Problem statement:
Return all lines from the listing below in which the string "antena" occurs.
## BEGIN Provided material
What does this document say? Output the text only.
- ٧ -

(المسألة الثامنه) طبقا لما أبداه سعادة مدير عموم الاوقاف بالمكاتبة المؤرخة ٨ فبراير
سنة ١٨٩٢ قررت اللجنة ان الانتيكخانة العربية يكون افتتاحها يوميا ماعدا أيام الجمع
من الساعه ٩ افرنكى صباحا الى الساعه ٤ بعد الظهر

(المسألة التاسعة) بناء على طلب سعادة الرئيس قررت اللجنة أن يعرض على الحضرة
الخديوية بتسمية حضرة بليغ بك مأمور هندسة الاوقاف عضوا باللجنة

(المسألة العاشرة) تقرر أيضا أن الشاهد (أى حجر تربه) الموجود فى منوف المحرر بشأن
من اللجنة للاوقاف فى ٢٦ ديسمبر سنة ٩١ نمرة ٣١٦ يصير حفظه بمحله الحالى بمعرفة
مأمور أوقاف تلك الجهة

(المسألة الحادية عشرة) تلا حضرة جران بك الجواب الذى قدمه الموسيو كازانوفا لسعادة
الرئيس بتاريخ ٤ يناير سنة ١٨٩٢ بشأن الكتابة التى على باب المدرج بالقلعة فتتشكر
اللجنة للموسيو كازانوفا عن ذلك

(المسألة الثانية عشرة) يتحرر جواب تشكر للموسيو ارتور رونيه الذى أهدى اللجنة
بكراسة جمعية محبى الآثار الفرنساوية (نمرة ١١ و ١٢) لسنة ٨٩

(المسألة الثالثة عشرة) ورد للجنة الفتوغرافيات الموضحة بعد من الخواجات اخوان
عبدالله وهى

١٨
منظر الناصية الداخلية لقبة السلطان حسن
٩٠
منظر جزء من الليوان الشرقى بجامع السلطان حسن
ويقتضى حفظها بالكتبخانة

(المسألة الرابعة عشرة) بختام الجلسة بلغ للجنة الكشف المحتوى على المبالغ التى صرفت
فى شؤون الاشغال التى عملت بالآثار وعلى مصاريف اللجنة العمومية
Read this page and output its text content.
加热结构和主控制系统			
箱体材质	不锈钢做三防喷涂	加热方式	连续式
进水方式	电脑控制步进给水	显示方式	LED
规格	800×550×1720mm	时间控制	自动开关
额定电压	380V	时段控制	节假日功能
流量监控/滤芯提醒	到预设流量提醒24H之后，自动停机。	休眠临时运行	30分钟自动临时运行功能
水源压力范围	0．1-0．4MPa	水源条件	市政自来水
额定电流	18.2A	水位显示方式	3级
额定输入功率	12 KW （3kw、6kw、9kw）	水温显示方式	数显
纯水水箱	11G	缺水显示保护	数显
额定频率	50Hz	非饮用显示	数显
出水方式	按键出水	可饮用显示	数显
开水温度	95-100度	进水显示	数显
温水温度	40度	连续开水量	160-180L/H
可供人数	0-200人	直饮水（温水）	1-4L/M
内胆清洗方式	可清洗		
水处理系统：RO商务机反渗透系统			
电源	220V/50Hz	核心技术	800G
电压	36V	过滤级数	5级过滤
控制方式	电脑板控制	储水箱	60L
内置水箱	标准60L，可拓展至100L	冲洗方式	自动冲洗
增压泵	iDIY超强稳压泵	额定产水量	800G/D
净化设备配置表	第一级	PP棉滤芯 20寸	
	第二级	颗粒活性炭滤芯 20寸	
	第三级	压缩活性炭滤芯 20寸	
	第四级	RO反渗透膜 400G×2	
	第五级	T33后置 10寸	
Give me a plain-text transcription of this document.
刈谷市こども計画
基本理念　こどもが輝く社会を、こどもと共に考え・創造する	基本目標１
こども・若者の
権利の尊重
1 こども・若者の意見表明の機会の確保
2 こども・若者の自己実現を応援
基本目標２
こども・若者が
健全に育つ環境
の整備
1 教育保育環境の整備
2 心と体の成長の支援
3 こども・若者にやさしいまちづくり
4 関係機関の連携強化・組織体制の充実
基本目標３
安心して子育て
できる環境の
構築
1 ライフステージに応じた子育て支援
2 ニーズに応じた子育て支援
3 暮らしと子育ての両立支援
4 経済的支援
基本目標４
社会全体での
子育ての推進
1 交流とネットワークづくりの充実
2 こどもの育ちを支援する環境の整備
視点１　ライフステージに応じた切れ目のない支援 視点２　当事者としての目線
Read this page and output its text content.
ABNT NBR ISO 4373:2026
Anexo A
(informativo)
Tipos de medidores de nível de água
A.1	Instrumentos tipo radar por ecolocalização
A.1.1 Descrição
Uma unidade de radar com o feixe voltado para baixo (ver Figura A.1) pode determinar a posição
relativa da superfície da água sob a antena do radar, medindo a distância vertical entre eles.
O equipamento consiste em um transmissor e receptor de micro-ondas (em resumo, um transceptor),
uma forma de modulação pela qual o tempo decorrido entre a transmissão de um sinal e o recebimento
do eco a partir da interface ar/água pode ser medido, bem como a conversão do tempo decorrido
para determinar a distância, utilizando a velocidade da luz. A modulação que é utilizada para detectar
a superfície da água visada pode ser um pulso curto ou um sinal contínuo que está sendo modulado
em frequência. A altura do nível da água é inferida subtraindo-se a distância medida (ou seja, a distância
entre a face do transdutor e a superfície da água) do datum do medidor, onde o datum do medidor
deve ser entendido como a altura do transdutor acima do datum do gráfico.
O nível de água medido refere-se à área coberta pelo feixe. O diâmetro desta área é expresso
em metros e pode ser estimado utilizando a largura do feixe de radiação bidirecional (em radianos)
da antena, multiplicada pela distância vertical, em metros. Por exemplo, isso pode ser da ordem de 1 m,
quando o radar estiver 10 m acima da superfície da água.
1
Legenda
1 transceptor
## END Provided material
Solution to the exercise:
relativa da superfície da água sob a antena do radar, medindo a distância vertical entre eles.
da antena, multiplicada pela distância vertical, em metros. Por exemplo, isso pode ser da ordem de 1 m,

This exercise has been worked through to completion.